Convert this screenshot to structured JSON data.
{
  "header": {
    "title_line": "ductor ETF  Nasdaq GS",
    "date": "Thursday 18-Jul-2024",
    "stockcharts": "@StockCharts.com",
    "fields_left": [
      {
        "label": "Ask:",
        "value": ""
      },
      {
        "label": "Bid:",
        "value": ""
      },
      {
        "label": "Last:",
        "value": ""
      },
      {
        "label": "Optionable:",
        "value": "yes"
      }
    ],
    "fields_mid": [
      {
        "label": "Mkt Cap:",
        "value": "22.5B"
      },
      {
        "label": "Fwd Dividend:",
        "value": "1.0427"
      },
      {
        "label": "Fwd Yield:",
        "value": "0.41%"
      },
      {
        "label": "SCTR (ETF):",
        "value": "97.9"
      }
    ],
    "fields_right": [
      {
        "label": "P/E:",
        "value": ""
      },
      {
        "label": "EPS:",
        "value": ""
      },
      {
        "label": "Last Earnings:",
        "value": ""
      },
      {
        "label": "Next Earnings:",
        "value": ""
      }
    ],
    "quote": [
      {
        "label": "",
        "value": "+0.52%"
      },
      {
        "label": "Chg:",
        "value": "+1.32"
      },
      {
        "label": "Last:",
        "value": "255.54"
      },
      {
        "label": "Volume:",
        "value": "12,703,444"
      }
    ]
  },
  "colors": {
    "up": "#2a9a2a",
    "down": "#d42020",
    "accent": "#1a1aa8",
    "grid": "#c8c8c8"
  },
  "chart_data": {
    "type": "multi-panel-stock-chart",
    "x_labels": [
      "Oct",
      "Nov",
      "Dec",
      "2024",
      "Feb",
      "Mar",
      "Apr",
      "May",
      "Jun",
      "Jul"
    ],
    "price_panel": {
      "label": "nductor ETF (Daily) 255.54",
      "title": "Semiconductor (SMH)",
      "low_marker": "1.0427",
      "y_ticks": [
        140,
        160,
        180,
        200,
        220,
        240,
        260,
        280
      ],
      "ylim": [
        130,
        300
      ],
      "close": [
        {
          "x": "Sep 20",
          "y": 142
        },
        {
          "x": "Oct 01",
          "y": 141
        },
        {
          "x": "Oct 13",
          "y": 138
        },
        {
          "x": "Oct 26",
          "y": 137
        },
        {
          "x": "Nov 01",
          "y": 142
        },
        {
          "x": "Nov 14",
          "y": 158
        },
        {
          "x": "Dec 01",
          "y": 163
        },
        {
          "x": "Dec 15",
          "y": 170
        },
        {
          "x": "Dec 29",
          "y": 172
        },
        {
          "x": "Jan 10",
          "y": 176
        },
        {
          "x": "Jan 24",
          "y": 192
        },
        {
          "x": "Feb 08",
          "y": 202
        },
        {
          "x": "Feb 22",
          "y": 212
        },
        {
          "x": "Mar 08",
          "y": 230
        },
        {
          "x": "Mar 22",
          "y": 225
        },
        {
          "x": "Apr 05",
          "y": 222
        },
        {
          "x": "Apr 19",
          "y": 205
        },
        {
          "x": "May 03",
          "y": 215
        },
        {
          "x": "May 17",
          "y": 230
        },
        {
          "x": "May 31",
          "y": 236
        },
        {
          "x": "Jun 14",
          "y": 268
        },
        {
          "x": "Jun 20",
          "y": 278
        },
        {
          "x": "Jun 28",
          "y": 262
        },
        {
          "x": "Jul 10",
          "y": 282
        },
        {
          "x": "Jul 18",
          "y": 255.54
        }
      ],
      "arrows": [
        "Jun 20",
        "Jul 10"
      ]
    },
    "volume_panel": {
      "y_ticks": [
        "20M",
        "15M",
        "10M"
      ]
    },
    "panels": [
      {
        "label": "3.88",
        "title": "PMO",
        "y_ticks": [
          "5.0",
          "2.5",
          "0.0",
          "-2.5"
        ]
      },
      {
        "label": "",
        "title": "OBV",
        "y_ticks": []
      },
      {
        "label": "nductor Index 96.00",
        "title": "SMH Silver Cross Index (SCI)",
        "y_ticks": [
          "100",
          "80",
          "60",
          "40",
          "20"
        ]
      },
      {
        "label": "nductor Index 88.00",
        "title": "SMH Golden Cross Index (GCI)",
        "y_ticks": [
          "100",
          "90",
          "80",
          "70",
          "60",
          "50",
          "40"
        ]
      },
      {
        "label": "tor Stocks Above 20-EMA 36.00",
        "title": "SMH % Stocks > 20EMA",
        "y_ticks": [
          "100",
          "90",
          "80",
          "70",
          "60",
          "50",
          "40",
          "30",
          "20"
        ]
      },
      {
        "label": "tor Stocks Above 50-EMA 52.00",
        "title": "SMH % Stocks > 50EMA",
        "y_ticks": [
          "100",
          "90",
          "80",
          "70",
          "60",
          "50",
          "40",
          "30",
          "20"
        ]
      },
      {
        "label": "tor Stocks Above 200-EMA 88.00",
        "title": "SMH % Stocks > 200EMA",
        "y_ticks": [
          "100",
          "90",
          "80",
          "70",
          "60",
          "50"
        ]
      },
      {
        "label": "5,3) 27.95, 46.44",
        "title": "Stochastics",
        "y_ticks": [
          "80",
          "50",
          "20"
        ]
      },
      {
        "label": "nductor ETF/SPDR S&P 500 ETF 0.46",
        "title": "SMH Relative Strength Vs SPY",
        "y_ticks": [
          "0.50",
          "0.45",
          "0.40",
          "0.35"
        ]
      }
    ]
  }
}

- _Exercise brief_:
Return the listing above word for word.

- _Task response_:
Convert this screenshot to structured JSON data.
{
  "header": {
    "title_line": "ductor ETF  Nasdaq GS",
    "date": "Thursday 18-Jul-2024",
    "stockcharts": "@StockCharts.com",
    "fields_left": [
      {
        "label": "Ask:",
        "value": ""
      },
      {
        "label": "Bid:",
        "value": ""
      },
      {
        "label": "Last:",
        "value": ""
      },
      {
        "label": "Optionable:",
        "value": "yes"
      }
    ],
    "fields_mid": [
      {
        "label": "Mkt Cap:",
        "value": "22.5B"
      },
      {
        "label": "Fwd Dividend:",
        "value": "1.0427"
      },
      {
        "label": "Fwd Yield:",
        "value": "0.41%"
      },
      {
        "label": "SCTR (ETF):",
        "value": "97.9"
      }
    ],
    "fields_right": [
      {
        "label": "P/E:",
        "value": ""
      },
      {
        "label": "EPS:",
        "value": ""
      },
      {
        "label": "Last Earnings:",
        "value": ""
      },
      {
        "label": "Next Earnings:",
        "value": ""
      }
    ],
    "quote": [
      {
        "label": "",
        "value": "+0.52%"
      },
      {
        "label": "Chg:",
        "value": "+1.32"
      },
      {
        "label": "Last:",
        "value": "255.54"
      },
      {
        "label": "Volume:",
        "value": "12,703,444"
      }
    ]
  },
  "colors": {
    "up": "#2a9a2a",
    "down": "#d42020",
    "accent": "#1a1aa8",
    "grid": "#c8c8c8"
  },
  "chart_data": {
    "type": "multi-panel-stock-chart",
    "x_labels": [
      "Oct",
      "Nov",
      "Dec",
      "2024",
      "Feb",
      "Mar",
      "Apr",
      "May",
      "Jun",
      "Jul"
    ],
    "price_panel": {
      "label": "nductor ETF (Daily) 255.54",
      "title": "Semiconductor (SMH)",
      "low_marker": "1.0427",
      "y_ticks": [
        140,
        160,
        180,
        200,
        220,
        240,
        260,
        280
      ],
      "ylim": [
        130,
        300
      ],
      "close": [
        {
          "x": "Sep 20",
          "y": 142
        },
        {
          "x": "Oct 01",
          "y": 141
        },
        {
          "x": "Oct 13",
          "y": 138
        },
        {
          "x": "Oct 26",
          "y": 137
        },
        {
          "x": "Nov 01",
          "y": 142
        },
        {
          "x": "Nov 14",
          "y": 158
        },
        {
          "x": "Dec 01",
          "y": 163
        },
        {
          "x": "Dec 15",
          "y": 170
        },
        {
          "x": "Dec 29",
          "y": 172
        },
        {
          "x": "Jan 10",
          "y": 176
        },
        {
          "x": "Jan 24",
          "y": 192
        },
        {
          "x": "Feb 08",
          "y": 202
        },
        {
          "x": "Feb 22",
          "y": 212
        },
        {
          "x": "Mar 08",
          "y": 230
        },
        {
          "x": "Mar 22",
          "y": 225
        },
        {
          "x": "Apr 05",
          "y": 222
        },
        {
          "x": "Apr 19",
          "y": 205
        },
        {
          "x": "May 03",
          "y": 215
        },
        {
          "x": "May 17",
          "y": 230
        },
        {
          "x": "May 31",
          "y": 236
        },
        {
          "x": "Jun 14",
          "y": 268
        },
        {
          "x": "Jun 20",
          "y": 278
        },
        {
          "x": "Jun 28",
          "y": 262
        },
        {
          "x": "Jul 10",
          "y": 282
        },
        {
          "x": "Jul 18",
          "y": 255.54
        }
      ],
      "arrows": [
        "Jun 20",
        "Jul 10"
      ]
    },
    "volume_panel": {
      "y_ticks": [
        "20M",
        "15M",
        "10M"
      ]
    },
    "panels": [
      {
        "label": "3.88",
        "title": "PMO",
        "y_ticks": [
          "5.0",
          "2.5",
          "0.0",
          "-2.5"
        ]
      },
      {
        "label": "",
        "title": "OBV",
        "y_ticks": []
      },
      {
        "label": "nductor Index 96.00",
        "title": "SMH Silver Cross Index (SCI)",
        "y_ticks": [
          "100",
          "80",
          "60",
          "40",
          "20"
        ]
      },
      {
        "label": "nductor Index 88.00",
        "title": "SMH Golden Cross Index (GCI)",
        "y_ticks": [
          "100",
          "90",
          "80",
          "70",
          "60",
          "50",
          "40"
        ]
      },
      {
        "label": "tor Stocks Above 20-EMA 36.00",
        "title": "SMH % Stocks > 20EMA",
        "y_ticks": [
          "100",
          "90",
          "80",
          "70",
          "60",
          "50",
          "40",
          "30",
          "20"
        ]
      },
      {
        "label": "tor Stocks Above 50-EMA 52.00",
        "title": "SMH % Stocks > 50EMA",
        "y_ticks": [
          "100",
          "90",
          "80",
          "70",
          "60",
          "50",
          "40",
          "30",
          "20"
        ]
      },
      {
        "label": "tor Stocks Above 200-EMA 88.00",
        "title": "SMH % Stocks > 200EMA",
        "y_ticks": [
          "100",
          "90",
          "80",
          "70",
          "60",
          "50"
        ]
      },
      {
        "label": "5,3) 27.95, 46.44",
        "title": "Stochastics",
        "y_ticks": [
          "80",
          "50",
          "20"
        ]
      },
      {
        "label": "nductor ETF/SPDR S&P 500 ETF 0.46",
        "title": "SMH Relative Strength Vs SPY",
        "y_ticks": [
          "0.50",
          "0.45",
          "0.40",
          "0.35"
        ]
      }
    ]
  }
}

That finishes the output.